INPUT MATERIAL:

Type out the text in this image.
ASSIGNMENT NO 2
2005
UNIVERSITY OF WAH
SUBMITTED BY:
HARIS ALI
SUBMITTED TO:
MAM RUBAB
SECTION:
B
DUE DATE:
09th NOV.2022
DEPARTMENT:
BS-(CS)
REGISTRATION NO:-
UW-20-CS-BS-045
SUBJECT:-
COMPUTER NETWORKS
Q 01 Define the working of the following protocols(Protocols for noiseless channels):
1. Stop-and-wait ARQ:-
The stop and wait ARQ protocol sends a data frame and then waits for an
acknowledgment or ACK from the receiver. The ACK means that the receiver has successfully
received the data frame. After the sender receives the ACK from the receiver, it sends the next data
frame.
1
--
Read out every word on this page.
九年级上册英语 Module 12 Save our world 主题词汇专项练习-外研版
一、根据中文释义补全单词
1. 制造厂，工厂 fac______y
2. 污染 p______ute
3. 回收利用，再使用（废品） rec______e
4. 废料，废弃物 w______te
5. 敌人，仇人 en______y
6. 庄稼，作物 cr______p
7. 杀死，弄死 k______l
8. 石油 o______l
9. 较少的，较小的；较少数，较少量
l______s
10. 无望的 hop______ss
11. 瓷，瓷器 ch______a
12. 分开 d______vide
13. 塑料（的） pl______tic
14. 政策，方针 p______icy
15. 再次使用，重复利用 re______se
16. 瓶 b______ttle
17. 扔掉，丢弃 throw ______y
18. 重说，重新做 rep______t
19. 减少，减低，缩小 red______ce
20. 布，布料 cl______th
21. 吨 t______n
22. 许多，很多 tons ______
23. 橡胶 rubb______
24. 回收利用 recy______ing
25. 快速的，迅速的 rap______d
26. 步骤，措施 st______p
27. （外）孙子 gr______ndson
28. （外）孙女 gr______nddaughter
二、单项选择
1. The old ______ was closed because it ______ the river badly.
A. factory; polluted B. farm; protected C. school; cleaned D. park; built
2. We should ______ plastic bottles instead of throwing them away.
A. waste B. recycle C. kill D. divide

PROBLEM STATEMENT:
Show, from the listing above, each line that contains the word "data".

ANSWER IN FULL:
The stop and wait ARQ protocol sends a data frame and then waits for an
received the data frame. After the sender receives the ACK from the receiver, it sends the next data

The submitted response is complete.